Count up the lines in the following listing that hold the word "PARA", then give only that count.
__________________________________________________
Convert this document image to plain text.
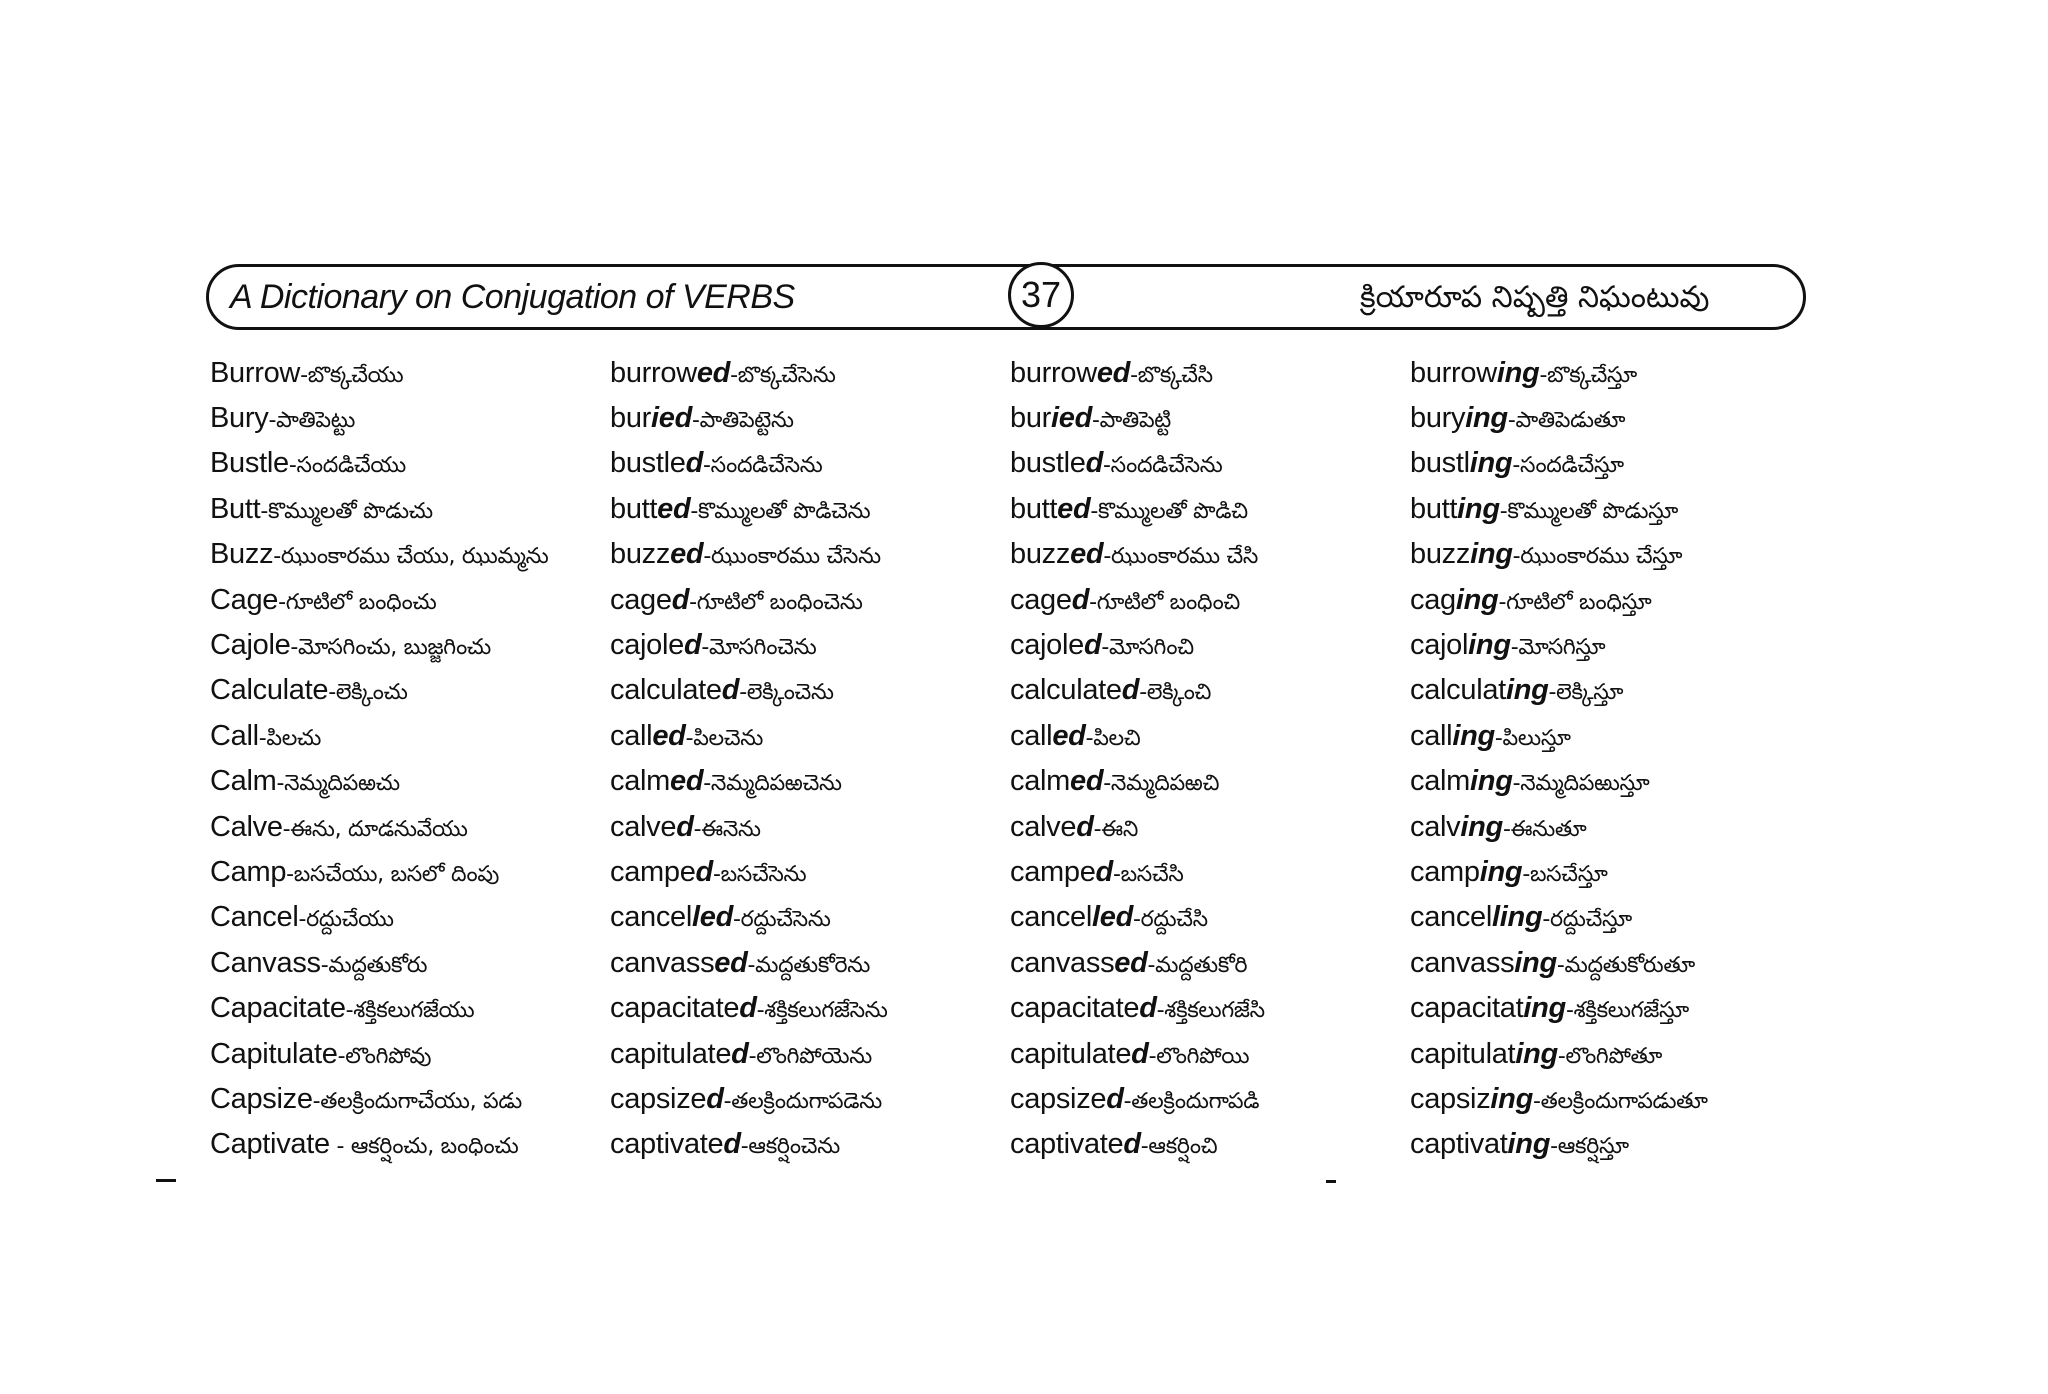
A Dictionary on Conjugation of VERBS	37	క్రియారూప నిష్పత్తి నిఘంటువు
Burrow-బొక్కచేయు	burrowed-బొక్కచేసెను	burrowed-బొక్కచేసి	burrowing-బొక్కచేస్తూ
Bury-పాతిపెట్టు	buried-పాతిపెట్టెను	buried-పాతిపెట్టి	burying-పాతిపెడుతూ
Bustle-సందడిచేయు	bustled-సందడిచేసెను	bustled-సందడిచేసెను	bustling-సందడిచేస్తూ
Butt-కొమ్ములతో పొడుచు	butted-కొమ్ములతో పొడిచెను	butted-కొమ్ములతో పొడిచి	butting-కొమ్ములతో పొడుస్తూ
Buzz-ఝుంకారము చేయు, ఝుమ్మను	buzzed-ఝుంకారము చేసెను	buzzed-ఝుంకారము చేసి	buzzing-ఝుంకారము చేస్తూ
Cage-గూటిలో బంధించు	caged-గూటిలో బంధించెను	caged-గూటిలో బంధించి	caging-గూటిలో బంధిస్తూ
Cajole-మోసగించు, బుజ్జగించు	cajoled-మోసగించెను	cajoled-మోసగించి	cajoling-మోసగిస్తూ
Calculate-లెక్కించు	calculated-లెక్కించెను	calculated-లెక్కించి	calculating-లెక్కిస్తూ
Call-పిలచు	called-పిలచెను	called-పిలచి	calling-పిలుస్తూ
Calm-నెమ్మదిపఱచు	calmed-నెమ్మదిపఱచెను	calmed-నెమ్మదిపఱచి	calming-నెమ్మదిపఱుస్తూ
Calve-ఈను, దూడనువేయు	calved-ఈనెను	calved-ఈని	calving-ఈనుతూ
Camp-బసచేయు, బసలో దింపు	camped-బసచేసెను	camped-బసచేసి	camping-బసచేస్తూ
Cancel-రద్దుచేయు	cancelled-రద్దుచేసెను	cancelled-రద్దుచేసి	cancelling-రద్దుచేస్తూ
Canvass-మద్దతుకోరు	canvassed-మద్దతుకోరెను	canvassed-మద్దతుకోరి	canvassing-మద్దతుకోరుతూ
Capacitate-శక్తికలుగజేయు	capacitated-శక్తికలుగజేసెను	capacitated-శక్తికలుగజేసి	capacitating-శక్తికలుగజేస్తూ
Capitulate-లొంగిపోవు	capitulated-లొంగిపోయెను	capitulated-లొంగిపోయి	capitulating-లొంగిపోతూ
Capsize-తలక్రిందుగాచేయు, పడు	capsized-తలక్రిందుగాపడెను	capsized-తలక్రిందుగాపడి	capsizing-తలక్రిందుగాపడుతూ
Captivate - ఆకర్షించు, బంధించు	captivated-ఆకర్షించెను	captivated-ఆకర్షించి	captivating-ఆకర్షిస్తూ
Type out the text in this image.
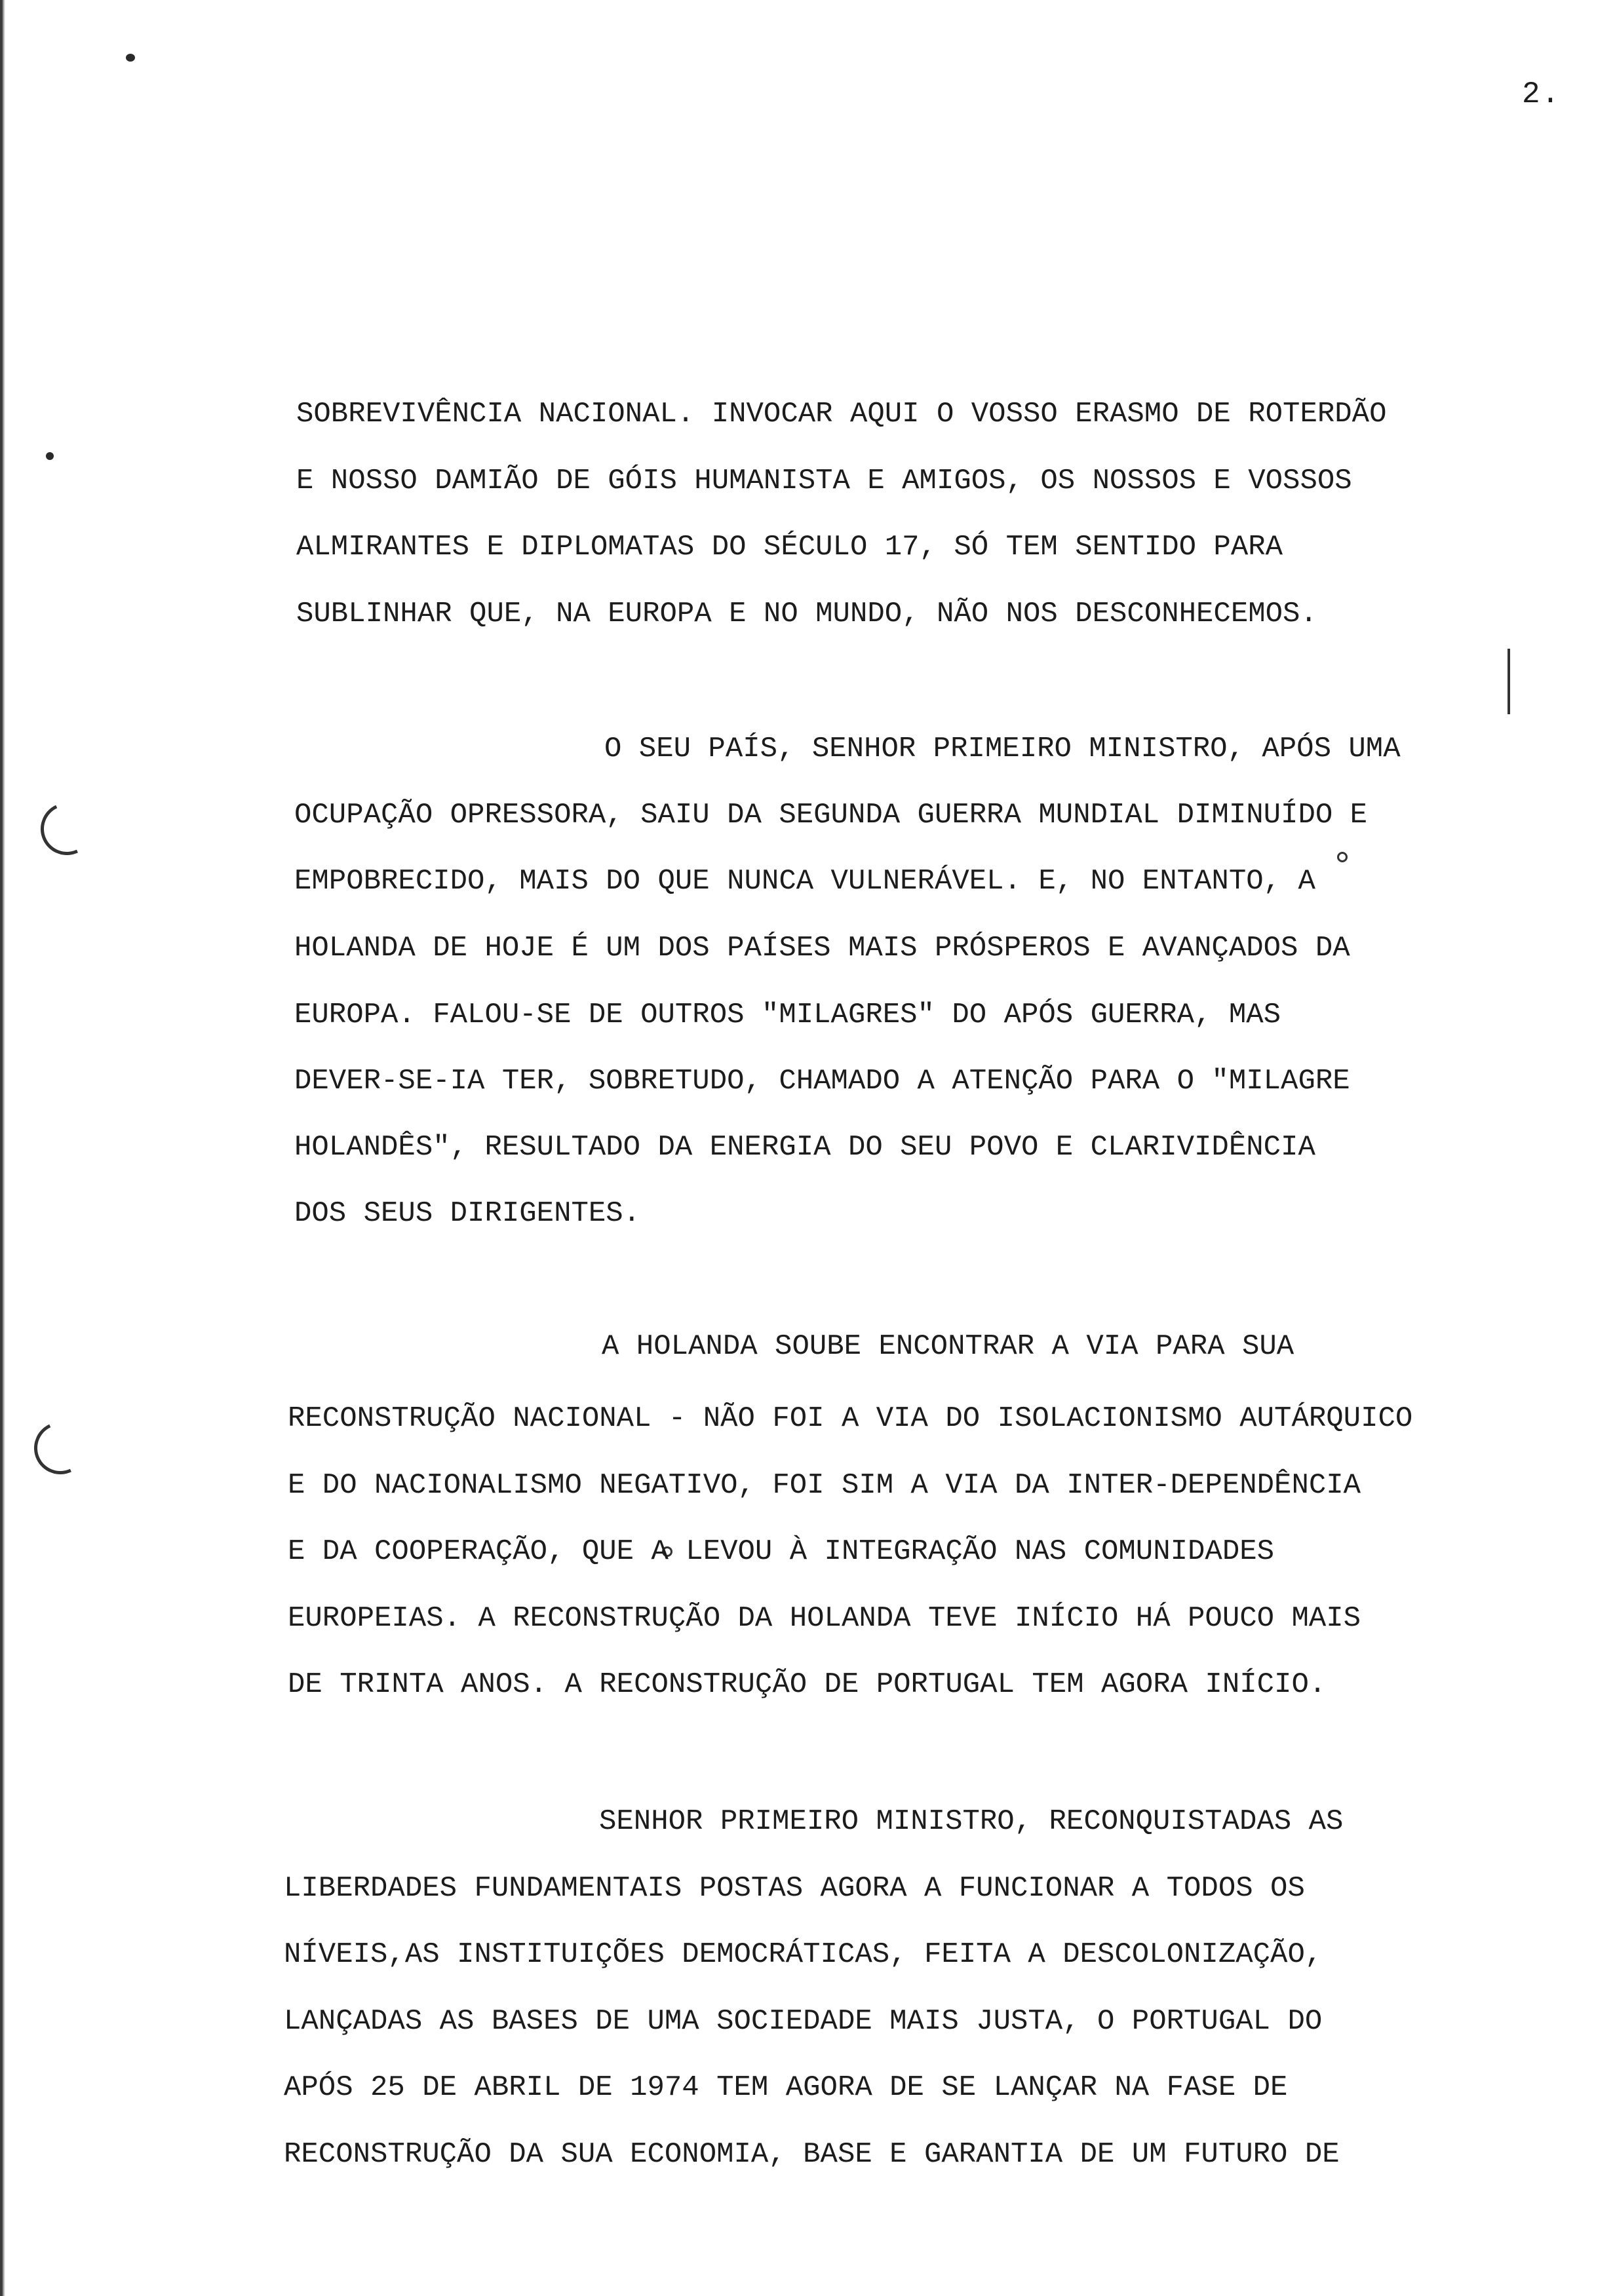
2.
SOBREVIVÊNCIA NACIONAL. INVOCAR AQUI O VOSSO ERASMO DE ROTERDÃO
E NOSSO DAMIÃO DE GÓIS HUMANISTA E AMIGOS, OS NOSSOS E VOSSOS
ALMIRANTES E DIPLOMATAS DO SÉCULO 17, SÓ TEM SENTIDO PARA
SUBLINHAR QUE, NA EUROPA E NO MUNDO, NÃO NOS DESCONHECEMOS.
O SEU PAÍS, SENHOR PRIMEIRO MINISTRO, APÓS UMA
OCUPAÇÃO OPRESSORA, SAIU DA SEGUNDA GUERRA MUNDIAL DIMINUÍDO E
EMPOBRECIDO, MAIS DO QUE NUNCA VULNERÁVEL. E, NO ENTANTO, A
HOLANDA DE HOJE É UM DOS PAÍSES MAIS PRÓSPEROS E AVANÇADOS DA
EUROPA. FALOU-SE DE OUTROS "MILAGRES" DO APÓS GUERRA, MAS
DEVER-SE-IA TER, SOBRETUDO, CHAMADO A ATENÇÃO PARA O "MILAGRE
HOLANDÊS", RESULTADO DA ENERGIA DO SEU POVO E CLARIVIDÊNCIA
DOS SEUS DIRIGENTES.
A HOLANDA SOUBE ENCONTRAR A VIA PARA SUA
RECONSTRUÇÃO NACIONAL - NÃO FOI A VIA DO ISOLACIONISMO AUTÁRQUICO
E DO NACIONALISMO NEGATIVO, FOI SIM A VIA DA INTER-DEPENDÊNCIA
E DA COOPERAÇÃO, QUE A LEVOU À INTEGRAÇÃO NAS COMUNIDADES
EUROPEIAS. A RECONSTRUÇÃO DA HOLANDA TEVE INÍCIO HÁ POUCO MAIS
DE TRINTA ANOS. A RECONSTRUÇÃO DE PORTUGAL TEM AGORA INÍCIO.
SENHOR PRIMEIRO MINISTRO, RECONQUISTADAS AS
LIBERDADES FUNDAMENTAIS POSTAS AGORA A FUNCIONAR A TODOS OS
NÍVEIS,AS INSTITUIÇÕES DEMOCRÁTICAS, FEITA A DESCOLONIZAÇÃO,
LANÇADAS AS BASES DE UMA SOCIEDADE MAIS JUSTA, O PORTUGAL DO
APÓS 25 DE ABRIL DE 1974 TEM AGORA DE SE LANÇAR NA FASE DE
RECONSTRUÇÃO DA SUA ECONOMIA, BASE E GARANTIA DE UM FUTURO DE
__________________________________________________
Output below: 3